__Source material__
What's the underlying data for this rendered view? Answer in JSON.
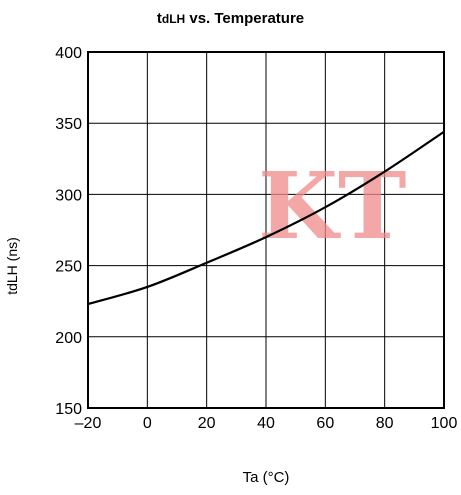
{
  "chart_data": {
    "type": "line",
    "title_prefix": "t",
    "title_sub": "dLH",
    "title_rest": " vs. Temperature",
    "ylabel": "tdLH (ns)",
    "xlabel": "Ta (°C)",
    "xlim": [
      -20,
      100
    ],
    "ylim": [
      150,
      400
    ],
    "xticks": [
      "–20",
      "0",
      "20",
      "40",
      "60",
      "80",
      "100"
    ],
    "xtick_values": [
      -20,
      0,
      20,
      40,
      60,
      80,
      100
    ],
    "yticks": [
      150,
      200,
      250,
      300,
      350,
      400
    ],
    "grid": true,
    "series": [
      {
        "color": "#000000",
        "x": [
          -20,
          0,
          20,
          40,
          60,
          80,
          100
        ],
        "y": [
          223,
          235,
          252,
          270,
          291,
          316,
          344
        ]
      }
    ],
    "watermark": "KT",
    "watermark_color": "#f08a8a"
  }
}
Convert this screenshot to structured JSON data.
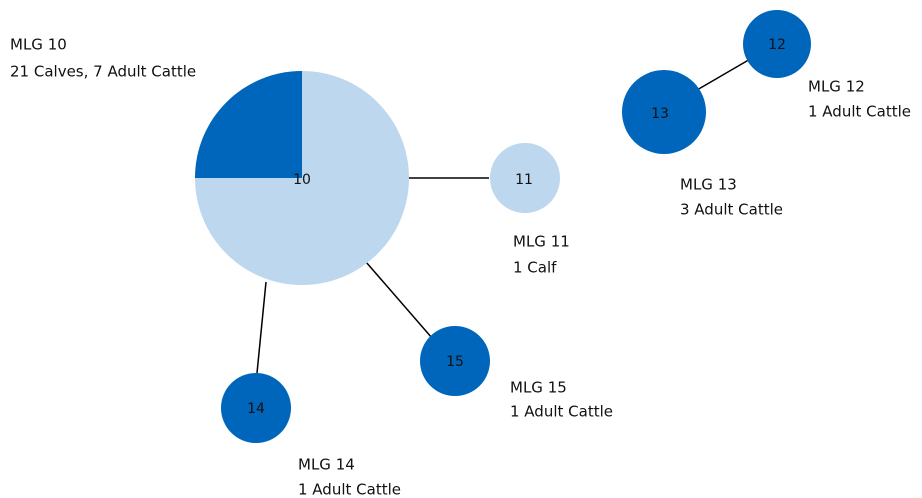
{
  "nodes": [
    {
      "id": 10,
      "title": "MLG 10",
      "description": "21 Calves, 7 Adult Cattle"
    },
    {
      "id": 11,
      "title": "MLG 11",
      "description": "1 Calf"
    },
    {
      "id": 12,
      "title": "MLG 12",
      "description": "1 Adult Cattle"
    },
    {
      "id": 13,
      "title": "MLG 13",
      "description": "3 Adult Cattle"
    },
    {
      "id": 14,
      "title": "MLG 14",
      "description": "1 Adult Cattle"
    },
    {
      "id": 15,
      "title": "MLG 15",
      "description": "1 Adult Cattle"
    }
  ]
}
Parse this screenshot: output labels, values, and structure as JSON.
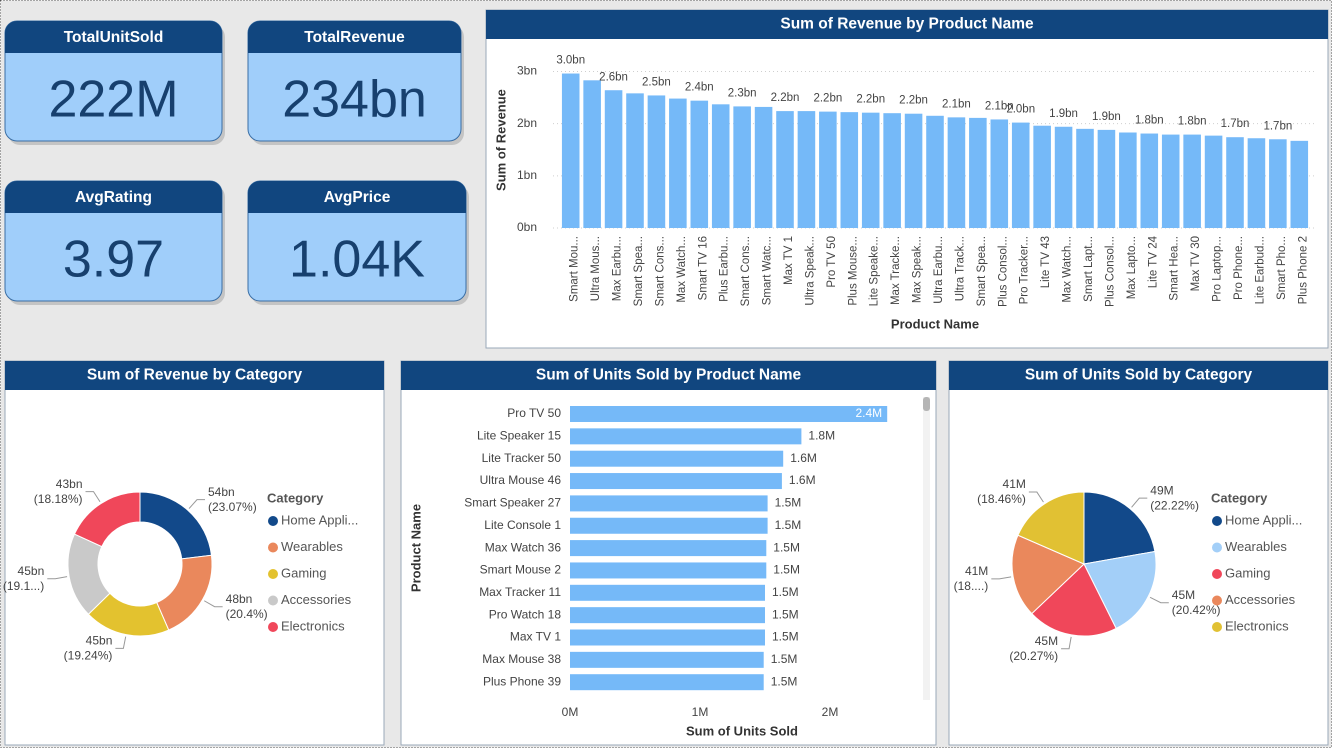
{
  "cards": [
    {
      "title": "TotalUnitSold",
      "value": "222M"
    },
    {
      "title": "TotalRevenue",
      "value": "234bn"
    },
    {
      "title": "AvgRating",
      "value": "3.97"
    },
    {
      "title": "AvgPrice",
      "value": "1.04K"
    }
  ],
  "chart_data": [
    {
      "type": "bar",
      "title": "Sum of Revenue by Product Name",
      "y_label": "Sum of Revenue",
      "x_label": "Product Name",
      "categories": [
        "Smart Mou...",
        "Ultra Mous...",
        "Max Earbu...",
        "Smart Spea...",
        "Smart Cons...",
        "Max Watch...",
        "Smart TV 16",
        "Plus Earbu...",
        "Smart Cons...",
        "Smart Watc...",
        "Max TV 1",
        "Ultra Speak...",
        "Pro TV 50",
        "Plus Mouse...",
        "Lite Speake...",
        "Max Tracke...",
        "Max Speak...",
        "Ultra Earbu...",
        "Ultra Track...",
        "Smart Spea...",
        "Plus Consol...",
        "Pro Tracker...",
        "Lite TV 43",
        "Max Watch...",
        "Smart Lapt...",
        "Plus Consol...",
        "Max Lapto...",
        "Lite TV 24",
        "Smart Hea...",
        "Max TV 30",
        "Pro Laptop...",
        "Pro Phone...",
        "Lite Earbud...",
        "Smart Pho...",
        "Plus Phone 2"
      ],
      "values": [
        2.96,
        2.83,
        2.64,
        2.58,
        2.54,
        2.48,
        2.44,
        2.37,
        2.33,
        2.32,
        2.24,
        2.24,
        2.23,
        2.22,
        2.21,
        2.2,
        2.19,
        2.15,
        2.12,
        2.11,
        2.08,
        2.02,
        1.96,
        1.94,
        1.9,
        1.88,
        1.83,
        1.81,
        1.79,
        1.79,
        1.77,
        1.74,
        1.72,
        1.7,
        1.67
      ],
      "value_labels": [
        "3.0bn",
        null,
        "2.6bn",
        null,
        "2.5bn",
        null,
        "2.4bn",
        null,
        "2.3bn",
        null,
        "2.2bn",
        null,
        "2.2bn",
        null,
        "2.2bn",
        null,
        "2.2bn",
        null,
        "2.1bn",
        null,
        "2.1bn",
        "2.0bn",
        null,
        "1.9bn",
        null,
        "1.9bn",
        null,
        "1.8bn",
        null,
        "1.8bn",
        null,
        "1.7bn",
        null,
        "1.7bn",
        null
      ],
      "color": "#75b9f8",
      "ylim": [
        0,
        3.2
      ],
      "yticks": [
        {
          "value": 0,
          "label": "0bn"
        },
        {
          "value": 1,
          "label": "1bn"
        },
        {
          "value": 2,
          "label": "2bn"
        },
        {
          "value": 3,
          "label": "3bn"
        }
      ],
      "grid": true
    },
    {
      "type": "donut",
      "title": "Sum of Revenue by Category",
      "legend_title": "Category",
      "categories": [
        "Home Appli...",
        "Wearables",
        "Gaming",
        "Accessories",
        "Electronics"
      ],
      "values": [
        53.98,
        47.74,
        45.02,
        44.7,
        42.54
      ],
      "value_labels": [
        "54bn",
        "48bn",
        "45bn",
        "45bn",
        "43bn"
      ],
      "percent_labels": [
        "(23.07%)",
        "(20.4%)",
        "(19.24%)",
        "(19.1...)",
        "(18.18%)"
      ],
      "colors": [
        "#12498a",
        "#ea885c",
        "#e3c22f",
        "#c9c9c9",
        "#f0475a"
      ]
    },
    {
      "type": "barh",
      "title": "Sum of Units Sold by Product Name",
      "x_label": "Sum of Units Sold",
      "y_label": "Product Name",
      "categories": [
        "Pro TV 50",
        "Lite Speaker 15",
        "Lite Tracker 50",
        "Ultra Mouse 46",
        "Smart Speaker 27",
        "Lite Console 1",
        "Max Watch 36",
        "Smart Mouse 2",
        "Max Tracker 11",
        "Pro Watch 18",
        "Max TV 1",
        "Max Mouse 38",
        "Plus Phone 39"
      ],
      "values": [
        2.44,
        1.78,
        1.64,
        1.63,
        1.52,
        1.52,
        1.51,
        1.51,
        1.5,
        1.5,
        1.5,
        1.49,
        1.49
      ],
      "value_labels": [
        "2.4M",
        "1.8M",
        "1.6M",
        "1.6M",
        "1.5M",
        "1.5M",
        "1.5M",
        "1.5M",
        "1.5M",
        "1.5M",
        "1.5M",
        "1.5M",
        "1.5M"
      ],
      "color": "#75b9f8",
      "xlim": [
        0,
        2.7
      ],
      "xticks": [
        {
          "value": 0,
          "label": "0M"
        },
        {
          "value": 1,
          "label": "1M"
        },
        {
          "value": 2,
          "label": "2M"
        }
      ]
    },
    {
      "type": "pie",
      "title": "Sum of Units Sold by Category",
      "legend_title": "Category",
      "categories": [
        "Home Appli...",
        "Wearables",
        "Gaming",
        "Accessories",
        "Electronics"
      ],
      "values": [
        49.33,
        45.33,
        45.0,
        41.36,
        40.98
      ],
      "value_labels": [
        "49M",
        "45M",
        "45M",
        "41M",
        "41M"
      ],
      "percent_labels": [
        "(22.22%)",
        "(20.42%)",
        "(20.27%)",
        "(18....)",
        "(18.46%)"
      ],
      "colors": [
        "#12498a",
        "#a3cff8",
        "#f0475a",
        "#ea885c",
        "#e1c133"
      ]
    }
  ]
}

__Task objective__
Write the lines above out again exactly, without any of their pictures.

__Answer to the problem__
What's the underlying data for this rendered view? Answer in JSON.
{
  "chart_data": {
    "type": "line",
    "title_prefix": "t",
    "title_sub": "dLH",
    "title_rest": " vs. Temperature",
    "ylabel": "tdLH (ns)",
    "xlabel": "Ta (°C)",
    "xlim": [
      -20,
      100
    ],
    "ylim": [
      150,
      400
    ],
    "xticks": [
      "–20",
      "0",
      "20",
      "40",
      "60",
      "80",
      "100"
    ],
    "xtick_values": [
      -20,
      0,
      20,
      40,
      60,
      80,
      100
    ],
    "yticks": [
      150,
      200,
      250,
      300,
      350,
      400
    ],
    "grid": true,
    "series": [
      {
        "color": "#000000",
        "x": [
          -20,
          0,
          20,
          40,
          60,
          80,
          100
        ],
        "y": [
          223,
          235,
          252,
          270,
          291,
          316,
          344
        ]
      }
    ],
    "watermark": "KT",
    "watermark_color": "#f08a8a"
  }
}
Convert this screenshot to structured JSON data.
{
  "nodes": [
    {
      "id": 10,
      "title": "MLG 10",
      "description": "21 Calves, 7 Adult Cattle"
    },
    {
      "id": 11,
      "title": "MLG 11",
      "description": "1 Calf"
    },
    {
      "id": 12,
      "title": "MLG 12",
      "description": "1 Adult Cattle"
    },
    {
      "id": 13,
      "title": "MLG 13",
      "description": "3 Adult Cattle"
    },
    {
      "id": 14,
      "title": "MLG 14",
      "description": "1 Adult Cattle"
    },
    {
      "id": 15,
      "title": "MLG 15",
      "description": "1 Adult Cattle"
    }
  ]
}
Parse this screenshot: output labels, values, and structure as JSON.
{
  "cards": [
    {
      "title": "TotalUnitSold",
      "value": "222M"
    },
    {
      "title": "TotalRevenue",
      "value": "234bn"
    },
    {
      "title": "AvgRating",
      "value": "3.97"
    },
    {
      "title": "AvgPrice",
      "value": "1.04K"
    }
  ],
  "chart_data": [
    {
      "type": "bar",
      "title": "Sum of Revenue by Product Name",
      "y_label": "Sum of Revenue",
      "x_label": "Product Name",
      "categories": [
        "Smart Mou...",
        "Ultra Mous...",
        "Max Earbu...",
        "Smart Spea...",
        "Smart Cons...",
        "Max Watch...",
        "Smart TV 16",
        "Plus Earbu...",
        "Smart Cons...",
        "Smart Watc...",
        "Max TV 1",
        "Ultra Speak...",
        "Pro TV 50",
        "Plus Mouse...",
        "Lite Speake...",
        "Max Tracke...",
        "Max Speak...",
        "Ultra Earbu...",
        "Ultra Track...",
        "Smart Spea...",
        "Plus Consol...",
        "Pro Tracker...",
        "Lite TV 43",
        "Max Watch...",
        "Smart Lapt...",
        "Plus Consol...",
        "Max Lapto...",
        "Lite TV 24",
        "Smart Hea...",
        "Max TV 30",
        "Pro Laptop...",
        "Pro Phone...",
        "Lite Earbud...",
        "Smart Pho...",
        "Plus Phone 2"
      ],
      "values": [
        2.96,
        2.83,
        2.64,
        2.58,
        2.54,
        2.48,
        2.44,
        2.37,
        2.33,
        2.32,
        2.24,
        2.24,
        2.23,
        2.22,
        2.21,
        2.2,
        2.19,
        2.15,
        2.12,
        2.11,
        2.08,
        2.02,
        1.96,
        1.94,
        1.9,
        1.88,
        1.83,
        1.81,
        1.79,
        1.79,
        1.77,
        1.74,
        1.72,
        1.7,
        1.67
      ],
      "value_labels": [
        "3.0bn",
        null,
        "2.6bn",
        null,
        "2.5bn",
        null,
        "2.4bn",
        null,
        "2.3bn",
        null,
        "2.2bn",
        null,
        "2.2bn",
        null,
        "2.2bn",
        null,
        "2.2bn",
        null,
        "2.1bn",
        null,
        "2.1bn",
        "2.0bn",
        null,
        "1.9bn",
        null,
        "1.9bn",
        null,
        "1.8bn",
        null,
        "1.8bn",
        null,
        "1.7bn",
        null,
        "1.7bn",
        null
      ],
      "color": "#75b9f8",
      "ylim": [
        0,
        3.2
      ],
      "yticks": [
        {
          "value": 0,
          "label": "0bn"
        },
        {
          "value": 1,
          "label": "1bn"
        },
        {
          "value": 2,
          "label": "2bn"
        },
        {
          "value": 3,
          "label": "3bn"
        }
      ],
      "grid": true
    },
    {
      "type": "donut",
      "title": "Sum of Revenue by Category",
      "legend_title": "Category",
      "categories": [
        "Home Appli...",
        "Wearables",
        "Gaming",
        "Accessories",
        "Electronics"
      ],
      "values": [
        53.98,
        47.74,
        45.02,
        44.7,
        42.54
      ],
      "value_labels": [
        "54bn",
        "48bn",
        "45bn",
        "45bn",
        "43bn"
      ],
      "percent_labels": [
        "(23.07%)",
        "(20.4%)",
        "(19.24%)",
        "(19.1...)",
        "(18.18%)"
      ],
      "colors": [
        "#12498a",
        "#ea885c",
        "#e3c22f",
        "#c9c9c9",
        "#f0475a"
      ]
    },
    {
      "type": "barh",
      "title": "Sum of Units Sold by Product Name",
      "x_label": "Sum of Units Sold",
      "y_label": "Product Name",
      "categories": [
        "Pro TV 50",
        "Lite Speaker 15",
        "Lite Tracker 50",
        "Ultra Mouse 46",
        "Smart Speaker 27",
        "Lite Console 1",
        "Max Watch 36",
        "Smart Mouse 2",
        "Max Tracker 11",
        "Pro Watch 18",
        "Max TV 1",
        "Max Mouse 38",
        "Plus Phone 39"
      ],
      "values": [
        2.44,
        1.78,
        1.64,
        1.63,
        1.52,
        1.52,
        1.51,
        1.51,
        1.5,
        1.5,
        1.5,
        1.49,
        1.49
      ],
      "value_labels": [
        "2.4M",
        "1.8M",
        "1.6M",
        "1.6M",
        "1.5M",
        "1.5M",
        "1.5M",
        "1.5M",
        "1.5M",
        "1.5M",
        "1.5M",
        "1.5M",
        "1.5M"
      ],
      "color": "#75b9f8",
      "xlim": [
        0,
        2.7
      ],
      "xticks": [
        {
          "value": 0,
          "label": "0M"
        },
        {
          "value": 1,
          "label": "1M"
        },
        {
          "value": 2,
          "label": "2M"
        }
      ]
    },
    {
      "type": "pie",
      "title": "Sum of Units Sold by Category",
      "legend_title": "Category",
      "categories": [
        "Home Appli...",
        "Wearables",
        "Gaming",
        "Accessories",
        "Electronics"
      ],
      "values": [
        49.33,
        45.33,
        45.0,
        41.36,
        40.98
      ],
      "value_labels": [
        "49M",
        "45M",
        "45M",
        "41M",
        "41M"
      ],
      "percent_labels": [
        "(22.22%)",
        "(20.42%)",
        "(20.27%)",
        "(18....)",
        "(18.46%)"
      ],
      "colors": [
        "#12498a",
        "#a3cff8",
        "#f0475a",
        "#ea885c",
        "#e1c133"
      ]
    }
  ]
}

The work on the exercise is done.